(Rows from a dataset)
=-=-=

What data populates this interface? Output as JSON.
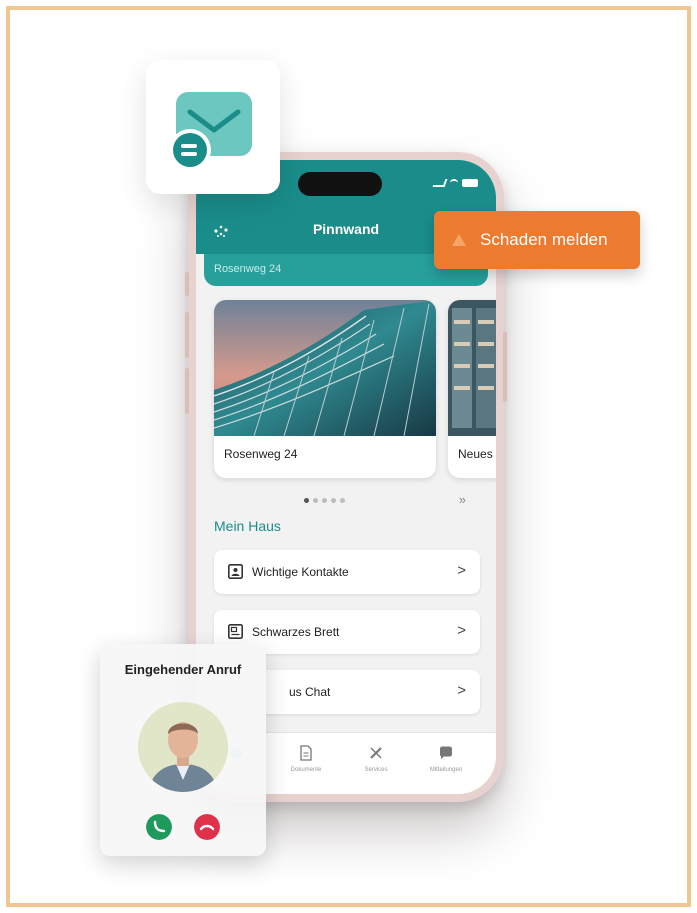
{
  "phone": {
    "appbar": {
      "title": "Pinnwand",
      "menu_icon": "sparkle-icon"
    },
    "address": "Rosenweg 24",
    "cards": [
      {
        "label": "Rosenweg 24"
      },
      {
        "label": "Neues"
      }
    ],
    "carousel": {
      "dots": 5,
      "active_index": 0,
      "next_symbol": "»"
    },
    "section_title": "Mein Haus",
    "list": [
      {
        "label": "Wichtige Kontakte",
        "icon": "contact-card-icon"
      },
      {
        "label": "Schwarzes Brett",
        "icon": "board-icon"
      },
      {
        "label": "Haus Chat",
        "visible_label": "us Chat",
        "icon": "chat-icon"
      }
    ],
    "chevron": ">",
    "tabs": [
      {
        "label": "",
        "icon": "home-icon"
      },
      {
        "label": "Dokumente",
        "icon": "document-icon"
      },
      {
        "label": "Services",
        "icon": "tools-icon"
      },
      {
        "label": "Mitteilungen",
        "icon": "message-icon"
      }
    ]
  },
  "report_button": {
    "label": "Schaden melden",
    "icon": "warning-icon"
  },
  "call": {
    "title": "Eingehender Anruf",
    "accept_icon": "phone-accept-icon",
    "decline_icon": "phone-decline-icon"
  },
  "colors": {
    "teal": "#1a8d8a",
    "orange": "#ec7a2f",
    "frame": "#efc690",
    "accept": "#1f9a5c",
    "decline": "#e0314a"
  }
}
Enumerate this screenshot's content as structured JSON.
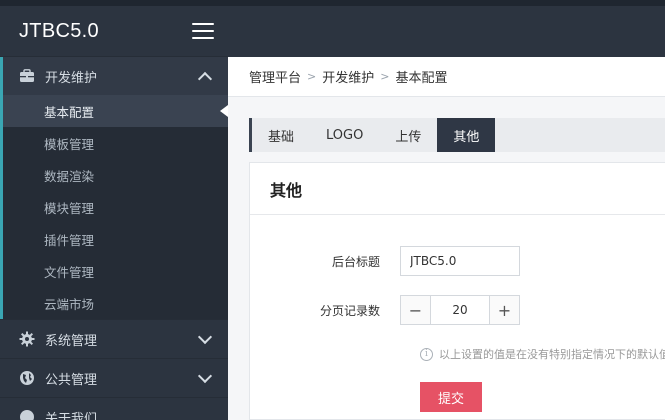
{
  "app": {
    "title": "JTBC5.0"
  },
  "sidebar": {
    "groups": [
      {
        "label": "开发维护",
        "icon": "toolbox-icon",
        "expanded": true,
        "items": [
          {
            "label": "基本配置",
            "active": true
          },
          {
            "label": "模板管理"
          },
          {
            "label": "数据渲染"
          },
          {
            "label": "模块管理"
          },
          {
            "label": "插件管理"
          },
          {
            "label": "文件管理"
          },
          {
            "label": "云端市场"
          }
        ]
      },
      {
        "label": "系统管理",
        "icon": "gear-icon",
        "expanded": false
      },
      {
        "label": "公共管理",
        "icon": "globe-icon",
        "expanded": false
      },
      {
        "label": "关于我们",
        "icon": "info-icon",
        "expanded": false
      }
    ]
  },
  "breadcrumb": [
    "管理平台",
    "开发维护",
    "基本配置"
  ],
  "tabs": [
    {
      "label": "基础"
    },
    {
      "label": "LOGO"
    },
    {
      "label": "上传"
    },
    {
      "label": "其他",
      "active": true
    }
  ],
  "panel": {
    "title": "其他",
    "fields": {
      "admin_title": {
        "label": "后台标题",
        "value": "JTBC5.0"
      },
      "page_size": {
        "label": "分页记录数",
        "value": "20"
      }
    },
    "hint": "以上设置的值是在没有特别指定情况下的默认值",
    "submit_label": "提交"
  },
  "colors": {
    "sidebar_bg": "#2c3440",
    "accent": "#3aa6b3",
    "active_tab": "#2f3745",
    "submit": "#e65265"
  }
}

=-=-=

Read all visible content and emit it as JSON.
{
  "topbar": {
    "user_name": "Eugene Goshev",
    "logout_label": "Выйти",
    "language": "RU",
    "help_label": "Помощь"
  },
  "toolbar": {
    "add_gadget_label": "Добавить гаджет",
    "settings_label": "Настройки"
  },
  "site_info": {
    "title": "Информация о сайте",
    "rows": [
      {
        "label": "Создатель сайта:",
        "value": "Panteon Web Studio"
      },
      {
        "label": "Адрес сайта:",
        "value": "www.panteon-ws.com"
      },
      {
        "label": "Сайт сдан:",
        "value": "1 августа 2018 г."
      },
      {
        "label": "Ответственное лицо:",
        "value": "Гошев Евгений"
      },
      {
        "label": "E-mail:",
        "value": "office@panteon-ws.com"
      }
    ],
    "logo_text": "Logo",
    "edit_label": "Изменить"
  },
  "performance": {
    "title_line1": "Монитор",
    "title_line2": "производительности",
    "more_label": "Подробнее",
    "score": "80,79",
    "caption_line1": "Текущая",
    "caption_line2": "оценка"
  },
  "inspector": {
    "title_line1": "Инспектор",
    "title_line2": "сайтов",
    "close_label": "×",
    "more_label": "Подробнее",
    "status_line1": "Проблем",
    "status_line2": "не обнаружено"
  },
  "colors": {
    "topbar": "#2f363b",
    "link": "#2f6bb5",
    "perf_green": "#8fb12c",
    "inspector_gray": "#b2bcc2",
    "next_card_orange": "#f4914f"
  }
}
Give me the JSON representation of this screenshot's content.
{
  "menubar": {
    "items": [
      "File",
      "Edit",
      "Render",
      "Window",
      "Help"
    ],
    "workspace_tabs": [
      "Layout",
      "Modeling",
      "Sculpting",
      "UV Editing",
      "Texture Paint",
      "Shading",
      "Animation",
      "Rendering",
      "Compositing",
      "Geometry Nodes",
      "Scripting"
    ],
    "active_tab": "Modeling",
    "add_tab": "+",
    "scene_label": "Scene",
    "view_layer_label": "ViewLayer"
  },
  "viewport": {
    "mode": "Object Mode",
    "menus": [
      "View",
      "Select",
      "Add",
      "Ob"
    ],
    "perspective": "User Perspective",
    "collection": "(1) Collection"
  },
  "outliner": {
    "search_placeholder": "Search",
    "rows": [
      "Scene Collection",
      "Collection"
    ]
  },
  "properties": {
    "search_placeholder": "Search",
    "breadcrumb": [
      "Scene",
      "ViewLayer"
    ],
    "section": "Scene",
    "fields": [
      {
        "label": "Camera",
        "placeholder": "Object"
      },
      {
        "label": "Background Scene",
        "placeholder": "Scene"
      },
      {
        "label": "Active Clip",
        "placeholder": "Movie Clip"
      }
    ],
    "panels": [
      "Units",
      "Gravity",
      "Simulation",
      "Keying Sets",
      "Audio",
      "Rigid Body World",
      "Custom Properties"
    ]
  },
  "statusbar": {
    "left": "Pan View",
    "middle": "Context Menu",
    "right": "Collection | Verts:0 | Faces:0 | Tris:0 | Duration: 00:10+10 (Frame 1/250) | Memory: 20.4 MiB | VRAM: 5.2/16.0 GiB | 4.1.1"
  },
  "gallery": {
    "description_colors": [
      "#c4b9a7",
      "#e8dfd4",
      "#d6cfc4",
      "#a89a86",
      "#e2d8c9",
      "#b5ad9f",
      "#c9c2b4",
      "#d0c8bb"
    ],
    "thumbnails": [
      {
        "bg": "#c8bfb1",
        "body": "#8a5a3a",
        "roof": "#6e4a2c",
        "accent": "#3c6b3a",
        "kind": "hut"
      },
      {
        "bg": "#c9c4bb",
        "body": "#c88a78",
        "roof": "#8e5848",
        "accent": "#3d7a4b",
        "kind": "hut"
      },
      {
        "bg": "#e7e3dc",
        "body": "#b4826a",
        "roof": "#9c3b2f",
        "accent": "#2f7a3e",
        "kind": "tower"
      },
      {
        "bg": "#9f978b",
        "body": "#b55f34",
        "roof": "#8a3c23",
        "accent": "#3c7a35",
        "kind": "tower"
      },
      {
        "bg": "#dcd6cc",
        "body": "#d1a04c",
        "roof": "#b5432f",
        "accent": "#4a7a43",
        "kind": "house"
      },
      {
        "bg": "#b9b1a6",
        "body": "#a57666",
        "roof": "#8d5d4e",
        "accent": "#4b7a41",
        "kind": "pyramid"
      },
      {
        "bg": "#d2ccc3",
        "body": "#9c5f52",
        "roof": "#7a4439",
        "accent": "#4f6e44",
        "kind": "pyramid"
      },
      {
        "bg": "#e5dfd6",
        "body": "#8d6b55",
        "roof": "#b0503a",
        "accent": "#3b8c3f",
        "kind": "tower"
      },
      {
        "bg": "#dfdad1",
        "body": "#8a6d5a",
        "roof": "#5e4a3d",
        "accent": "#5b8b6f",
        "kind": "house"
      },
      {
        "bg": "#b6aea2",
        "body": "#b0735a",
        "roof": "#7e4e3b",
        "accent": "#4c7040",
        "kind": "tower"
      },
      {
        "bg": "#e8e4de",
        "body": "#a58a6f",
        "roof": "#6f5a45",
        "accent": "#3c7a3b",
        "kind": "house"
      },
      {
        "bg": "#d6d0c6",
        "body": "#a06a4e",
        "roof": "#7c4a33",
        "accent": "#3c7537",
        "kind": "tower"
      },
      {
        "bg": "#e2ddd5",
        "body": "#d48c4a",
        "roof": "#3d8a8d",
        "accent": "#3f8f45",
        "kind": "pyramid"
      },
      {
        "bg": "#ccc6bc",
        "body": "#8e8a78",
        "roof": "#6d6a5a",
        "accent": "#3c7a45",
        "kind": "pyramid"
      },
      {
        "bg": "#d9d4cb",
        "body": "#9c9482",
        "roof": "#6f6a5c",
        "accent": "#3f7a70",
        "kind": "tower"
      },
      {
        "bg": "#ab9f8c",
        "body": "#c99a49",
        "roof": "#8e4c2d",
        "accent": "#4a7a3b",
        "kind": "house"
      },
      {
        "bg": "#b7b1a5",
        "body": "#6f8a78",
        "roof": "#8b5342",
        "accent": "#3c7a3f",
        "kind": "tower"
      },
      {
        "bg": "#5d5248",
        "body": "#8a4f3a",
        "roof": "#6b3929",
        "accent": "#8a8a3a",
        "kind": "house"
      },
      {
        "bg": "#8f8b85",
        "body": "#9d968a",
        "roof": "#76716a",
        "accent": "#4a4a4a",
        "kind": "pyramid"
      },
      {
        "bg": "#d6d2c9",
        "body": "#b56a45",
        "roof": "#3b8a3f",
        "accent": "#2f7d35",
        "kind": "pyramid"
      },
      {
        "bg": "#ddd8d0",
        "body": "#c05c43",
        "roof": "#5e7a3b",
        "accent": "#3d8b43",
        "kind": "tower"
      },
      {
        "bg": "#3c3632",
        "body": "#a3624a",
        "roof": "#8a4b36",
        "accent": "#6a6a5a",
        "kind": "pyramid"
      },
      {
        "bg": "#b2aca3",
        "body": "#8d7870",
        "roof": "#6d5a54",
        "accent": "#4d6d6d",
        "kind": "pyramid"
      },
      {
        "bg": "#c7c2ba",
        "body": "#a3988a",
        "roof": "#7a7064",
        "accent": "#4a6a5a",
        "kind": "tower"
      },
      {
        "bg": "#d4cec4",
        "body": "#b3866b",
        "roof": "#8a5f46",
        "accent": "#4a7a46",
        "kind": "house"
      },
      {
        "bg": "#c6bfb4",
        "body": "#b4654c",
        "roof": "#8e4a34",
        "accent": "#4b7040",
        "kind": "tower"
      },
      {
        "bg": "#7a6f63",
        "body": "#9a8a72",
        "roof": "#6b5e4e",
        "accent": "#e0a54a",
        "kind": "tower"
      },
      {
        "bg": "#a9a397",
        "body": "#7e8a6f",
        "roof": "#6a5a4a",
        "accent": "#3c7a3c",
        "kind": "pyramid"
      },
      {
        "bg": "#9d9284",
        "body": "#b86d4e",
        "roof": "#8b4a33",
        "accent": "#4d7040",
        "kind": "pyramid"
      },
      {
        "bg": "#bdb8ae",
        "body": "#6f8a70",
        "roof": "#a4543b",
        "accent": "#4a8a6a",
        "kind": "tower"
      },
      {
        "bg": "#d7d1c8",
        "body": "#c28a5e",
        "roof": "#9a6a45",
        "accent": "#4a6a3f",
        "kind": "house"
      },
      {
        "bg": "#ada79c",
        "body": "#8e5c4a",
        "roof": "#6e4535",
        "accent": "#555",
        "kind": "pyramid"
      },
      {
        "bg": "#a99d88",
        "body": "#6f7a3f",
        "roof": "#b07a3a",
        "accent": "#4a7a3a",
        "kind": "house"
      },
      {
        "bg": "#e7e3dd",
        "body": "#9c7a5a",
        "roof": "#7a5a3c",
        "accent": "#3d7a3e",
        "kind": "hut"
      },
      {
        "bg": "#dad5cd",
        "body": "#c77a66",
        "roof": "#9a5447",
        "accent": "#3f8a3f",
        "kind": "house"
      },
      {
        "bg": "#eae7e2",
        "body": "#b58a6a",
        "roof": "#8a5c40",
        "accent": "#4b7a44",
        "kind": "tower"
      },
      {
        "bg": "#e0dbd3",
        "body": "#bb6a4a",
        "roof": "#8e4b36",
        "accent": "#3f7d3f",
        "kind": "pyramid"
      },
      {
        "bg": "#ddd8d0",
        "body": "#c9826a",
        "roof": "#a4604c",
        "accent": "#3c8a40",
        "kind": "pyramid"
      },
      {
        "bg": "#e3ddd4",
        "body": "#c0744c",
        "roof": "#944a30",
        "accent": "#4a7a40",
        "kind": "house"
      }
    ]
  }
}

=-=-=

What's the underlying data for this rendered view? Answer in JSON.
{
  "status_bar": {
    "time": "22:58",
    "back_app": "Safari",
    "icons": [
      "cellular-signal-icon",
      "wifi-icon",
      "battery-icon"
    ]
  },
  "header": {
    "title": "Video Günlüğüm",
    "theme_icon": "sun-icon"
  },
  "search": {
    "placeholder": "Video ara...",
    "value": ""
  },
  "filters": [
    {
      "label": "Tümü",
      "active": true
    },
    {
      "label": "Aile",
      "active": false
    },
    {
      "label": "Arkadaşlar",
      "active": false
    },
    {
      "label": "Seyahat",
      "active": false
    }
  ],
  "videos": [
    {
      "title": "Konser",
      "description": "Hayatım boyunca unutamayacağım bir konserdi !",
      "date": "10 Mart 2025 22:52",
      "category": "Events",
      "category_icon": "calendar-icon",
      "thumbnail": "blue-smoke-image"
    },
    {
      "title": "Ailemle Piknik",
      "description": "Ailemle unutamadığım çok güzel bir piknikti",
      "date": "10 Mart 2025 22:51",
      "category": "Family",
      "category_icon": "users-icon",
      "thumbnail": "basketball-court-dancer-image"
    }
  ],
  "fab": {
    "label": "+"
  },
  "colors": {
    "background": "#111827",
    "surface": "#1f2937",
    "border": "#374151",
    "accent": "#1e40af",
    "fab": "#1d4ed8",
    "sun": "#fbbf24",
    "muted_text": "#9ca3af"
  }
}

=-=-=

* **Directions for this task**: Where a line in the entries holds "phone", copy that line.

* **Result for this exercise**:
  "phone": {
    "accept_icon": "phone-accept-icon",
    "decline_icon": "phone-decline-icon"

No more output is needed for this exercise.